Prompt: Exact reproduction of the data is required, with images excluded.

Structured figure records

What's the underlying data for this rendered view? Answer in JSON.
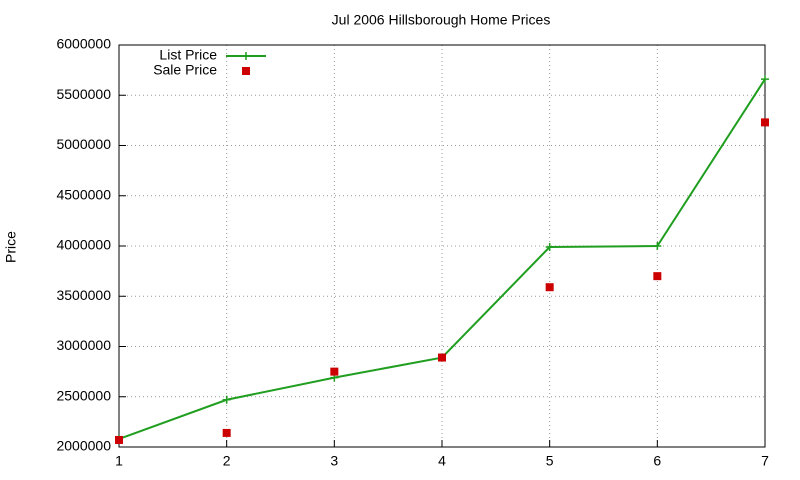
{
  "chart_data": {
    "type": "line",
    "title": "Jul 2006 Hillsborough Home Prices",
    "y_label": "Price",
    "x": [
      1,
      2,
      3,
      4,
      5,
      6,
      7
    ],
    "series": [
      {
        "name": "List Price",
        "color": "#1f9e1f",
        "style": "linespoints",
        "values": [
          2080000,
          2470000,
          2690000,
          2890000,
          3990000,
          4000000,
          5660000
        ]
      },
      {
        "name": "Sale Price",
        "color": "#cc0000",
        "style": "points",
        "values": [
          2070000,
          2140000,
          2750000,
          2890000,
          3590000,
          3700000,
          5230000
        ]
      }
    ],
    "xlim": [
      1,
      7
    ],
    "xticks": [
      1,
      2,
      3,
      4,
      5,
      6,
      7
    ],
    "ylim": [
      2000000,
      6000000
    ],
    "yticks": [
      2000000,
      2500000,
      3000000,
      3500000,
      4000000,
      4500000,
      5000000,
      5500000,
      6000000
    ],
    "grid": true,
    "legend": "top-left"
  }
}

Answer in full:
What's the underlying data for this rendered view? Answer in JSON.
{
  "chart_data": {
    "type": "line",
    "title": "Jul 2006 Hillsborough Home Prices",
    "y_label": "Price",
    "x": [
      1,
      2,
      3,
      4,
      5,
      6,
      7
    ],
    "series": [
      {
        "name": "List Price",
        "color": "#1f9e1f",
        "style": "linespoints",
        "values": [
          2080000,
          2470000,
          2690000,
          2890000,
          3990000,
          4000000,
          5660000
        ]
      },
      {
        "name": "Sale Price",
        "color": "#cc0000",
        "style": "points",
        "values": [
          2070000,
          2140000,
          2750000,
          2890000,
          3590000,
          3700000,
          5230000
        ]
      }
    ],
    "xlim": [
      1,
      7
    ],
    "xticks": [
      1,
      2,
      3,
      4,
      5,
      6,
      7
    ],
    "ylim": [
      2000000,
      6000000
    ],
    "yticks": [
      2000000,
      2500000,
      3000000,
      3500000,
      4000000,
      4500000,
      5000000,
      5500000,
      6000000
    ],
    "grid": true,
    "legend": "top-left"
  }
}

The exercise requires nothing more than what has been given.